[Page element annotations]
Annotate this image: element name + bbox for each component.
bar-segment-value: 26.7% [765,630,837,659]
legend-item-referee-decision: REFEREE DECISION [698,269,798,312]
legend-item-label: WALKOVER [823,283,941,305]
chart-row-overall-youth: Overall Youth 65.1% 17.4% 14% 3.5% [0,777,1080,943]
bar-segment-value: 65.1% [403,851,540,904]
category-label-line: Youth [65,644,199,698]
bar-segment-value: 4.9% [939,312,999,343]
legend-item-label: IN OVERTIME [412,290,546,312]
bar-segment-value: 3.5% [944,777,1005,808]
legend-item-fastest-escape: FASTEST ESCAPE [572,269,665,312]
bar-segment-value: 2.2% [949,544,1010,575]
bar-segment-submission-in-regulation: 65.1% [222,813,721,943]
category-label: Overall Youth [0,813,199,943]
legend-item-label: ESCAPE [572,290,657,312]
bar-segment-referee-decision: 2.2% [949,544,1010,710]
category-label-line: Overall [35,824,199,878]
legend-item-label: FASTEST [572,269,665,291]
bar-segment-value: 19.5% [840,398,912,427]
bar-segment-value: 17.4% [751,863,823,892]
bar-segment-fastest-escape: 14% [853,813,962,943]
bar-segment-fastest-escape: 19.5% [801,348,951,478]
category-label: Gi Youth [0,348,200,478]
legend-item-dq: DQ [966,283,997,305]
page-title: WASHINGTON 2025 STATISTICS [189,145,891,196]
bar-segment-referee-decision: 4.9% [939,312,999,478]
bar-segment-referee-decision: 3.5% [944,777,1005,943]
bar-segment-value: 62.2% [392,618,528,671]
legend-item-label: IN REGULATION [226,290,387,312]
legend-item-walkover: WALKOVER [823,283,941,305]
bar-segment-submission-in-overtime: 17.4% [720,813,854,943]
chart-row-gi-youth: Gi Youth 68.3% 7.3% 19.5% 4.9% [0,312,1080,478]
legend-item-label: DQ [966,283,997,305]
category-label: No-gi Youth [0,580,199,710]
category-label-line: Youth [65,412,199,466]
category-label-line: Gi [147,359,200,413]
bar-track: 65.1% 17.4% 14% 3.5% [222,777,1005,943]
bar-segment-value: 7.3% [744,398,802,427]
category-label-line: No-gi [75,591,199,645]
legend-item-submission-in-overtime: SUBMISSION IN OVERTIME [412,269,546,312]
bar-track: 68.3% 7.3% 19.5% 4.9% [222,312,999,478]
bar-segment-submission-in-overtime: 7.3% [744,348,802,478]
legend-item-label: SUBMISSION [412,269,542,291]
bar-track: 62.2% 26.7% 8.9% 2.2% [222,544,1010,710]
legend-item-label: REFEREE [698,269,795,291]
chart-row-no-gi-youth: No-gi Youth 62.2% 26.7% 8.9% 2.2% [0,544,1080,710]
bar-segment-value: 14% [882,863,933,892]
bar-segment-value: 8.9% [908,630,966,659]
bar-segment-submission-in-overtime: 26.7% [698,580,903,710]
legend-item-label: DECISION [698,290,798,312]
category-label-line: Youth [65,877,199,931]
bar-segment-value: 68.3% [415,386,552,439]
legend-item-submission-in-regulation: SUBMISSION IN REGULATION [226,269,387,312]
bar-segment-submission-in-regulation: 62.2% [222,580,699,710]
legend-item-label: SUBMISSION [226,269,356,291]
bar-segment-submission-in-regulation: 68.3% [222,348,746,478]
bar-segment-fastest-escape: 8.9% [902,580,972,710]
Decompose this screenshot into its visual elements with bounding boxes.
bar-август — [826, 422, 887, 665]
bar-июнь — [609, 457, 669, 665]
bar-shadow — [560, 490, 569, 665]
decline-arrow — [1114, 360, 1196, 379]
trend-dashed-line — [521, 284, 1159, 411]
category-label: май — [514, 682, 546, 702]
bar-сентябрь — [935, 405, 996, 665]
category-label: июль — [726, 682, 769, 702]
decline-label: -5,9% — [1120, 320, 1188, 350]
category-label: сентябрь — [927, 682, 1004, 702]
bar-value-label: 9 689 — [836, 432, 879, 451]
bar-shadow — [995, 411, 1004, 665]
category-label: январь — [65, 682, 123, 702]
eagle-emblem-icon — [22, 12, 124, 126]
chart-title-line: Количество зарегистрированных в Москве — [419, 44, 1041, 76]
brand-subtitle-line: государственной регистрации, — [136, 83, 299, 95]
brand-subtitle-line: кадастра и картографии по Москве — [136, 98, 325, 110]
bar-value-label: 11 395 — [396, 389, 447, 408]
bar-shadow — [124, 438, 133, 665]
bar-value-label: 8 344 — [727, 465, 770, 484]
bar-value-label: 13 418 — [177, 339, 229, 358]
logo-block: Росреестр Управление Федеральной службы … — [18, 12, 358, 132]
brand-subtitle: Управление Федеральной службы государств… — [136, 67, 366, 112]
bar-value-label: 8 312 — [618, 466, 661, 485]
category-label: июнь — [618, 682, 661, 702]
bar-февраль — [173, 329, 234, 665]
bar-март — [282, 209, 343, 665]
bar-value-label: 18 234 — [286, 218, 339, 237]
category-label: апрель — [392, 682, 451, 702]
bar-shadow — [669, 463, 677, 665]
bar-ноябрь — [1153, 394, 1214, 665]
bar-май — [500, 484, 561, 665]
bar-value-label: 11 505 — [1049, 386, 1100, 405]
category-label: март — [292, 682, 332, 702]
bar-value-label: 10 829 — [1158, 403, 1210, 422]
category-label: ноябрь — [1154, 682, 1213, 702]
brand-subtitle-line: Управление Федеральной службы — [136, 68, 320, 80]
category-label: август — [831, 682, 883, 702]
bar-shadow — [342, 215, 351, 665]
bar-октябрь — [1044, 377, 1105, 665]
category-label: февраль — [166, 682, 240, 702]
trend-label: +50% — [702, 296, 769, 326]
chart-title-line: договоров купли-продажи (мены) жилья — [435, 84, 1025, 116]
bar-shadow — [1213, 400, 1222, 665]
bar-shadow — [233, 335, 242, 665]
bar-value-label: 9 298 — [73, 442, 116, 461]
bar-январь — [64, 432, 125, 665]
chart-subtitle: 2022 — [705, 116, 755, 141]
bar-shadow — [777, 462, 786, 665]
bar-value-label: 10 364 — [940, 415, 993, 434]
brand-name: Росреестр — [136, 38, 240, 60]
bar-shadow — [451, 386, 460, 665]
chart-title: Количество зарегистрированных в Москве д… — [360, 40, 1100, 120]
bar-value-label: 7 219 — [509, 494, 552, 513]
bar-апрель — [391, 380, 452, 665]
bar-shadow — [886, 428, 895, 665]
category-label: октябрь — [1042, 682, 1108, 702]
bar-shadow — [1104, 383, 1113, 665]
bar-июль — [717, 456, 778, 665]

§ **THE PROBLEM**
Rewrite the rows starting at the first one and ending at the one containing "category-label-line: No-gi [75,591,199,645]", putting "bar-segment-label" wherever "bar-segment-value" appears and changing nothing else.

§ **FINISHED EXERCISE**
Annotate this image: element name + bbox for each component.
bar-segment-label: 26.7% [765,630,837,659]
legend-item-referee-decision: REFEREE DECISION [698,269,798,312]
legend-item-label: WALKOVER [823,283,941,305]
chart-row-overall-youth: Overall Youth 65.1% 17.4% 14% 3.5% [0,777,1080,943]
bar-segment-label: 65.1% [403,851,540,904]
category-label-line: Youth [65,644,199,698]
bar-segment-label: 4.9% [939,312,999,343]
legend-item-label: IN OVERTIME [412,290,546,312]
bar-segment-label: 3.5% [944,777,1005,808]
legend-item-fastest-escape: FASTEST ESCAPE [572,269,665,312]
bar-segment-label: 2.2% [949,544,1010,575]
bar-segment-submission-in-regulation: 65.1% [222,813,721,943]
category-label: Overall Youth [0,813,199,943]
legend-item-label: ESCAPE [572,290,657,312]
bar-segment-referee-decision: 2.2% [949,544,1010,710]
category-label-line: Overall [35,824,199,878]
legend-item-label: FASTEST [572,269,665,291]
bar-segment-label: 19.5% [840,398,912,427]
bar-segment-label: 17.4% [751,863,823,892]
bar-segment-fastest-escape: 14% [853,813,962,943]
bar-segment-fastest-escape: 19.5% [801,348,951,478]
category-label: Gi Youth [0,348,200,478]
legend-item-dq: DQ [966,283,997,305]
page-title: WASHINGTON 2025 STATISTICS [189,145,891,196]
bar-segment-referee-decision: 4.9% [939,312,999,478]
bar-segment-referee-decision: 3.5% [944,777,1005,943]
bar-segment-label: 62.2% [392,618,528,671]
legend-item-label: IN REGULATION [226,290,387,312]
legend-item-walkover: WALKOVER [823,283,941,305]
bar-segment-submission-in-overtime: 17.4% [720,813,854,943]
chart-row-gi-youth: Gi Youth 68.3% 7.3% 19.5% 4.9% [0,312,1080,478]
legend-item-label: DQ [966,283,997,305]
category-label: No-gi Youth [0,580,199,710]
category-label-line: Youth [65,412,199,466]
category-label-line: Gi [147,359,200,413]
bar-track: 65.1% 17.4% 14% 3.5% [222,777,1005,943]
bar-segment-label: 7.3% [744,398,802,427]
category-label-line: No-gi [75,591,199,645]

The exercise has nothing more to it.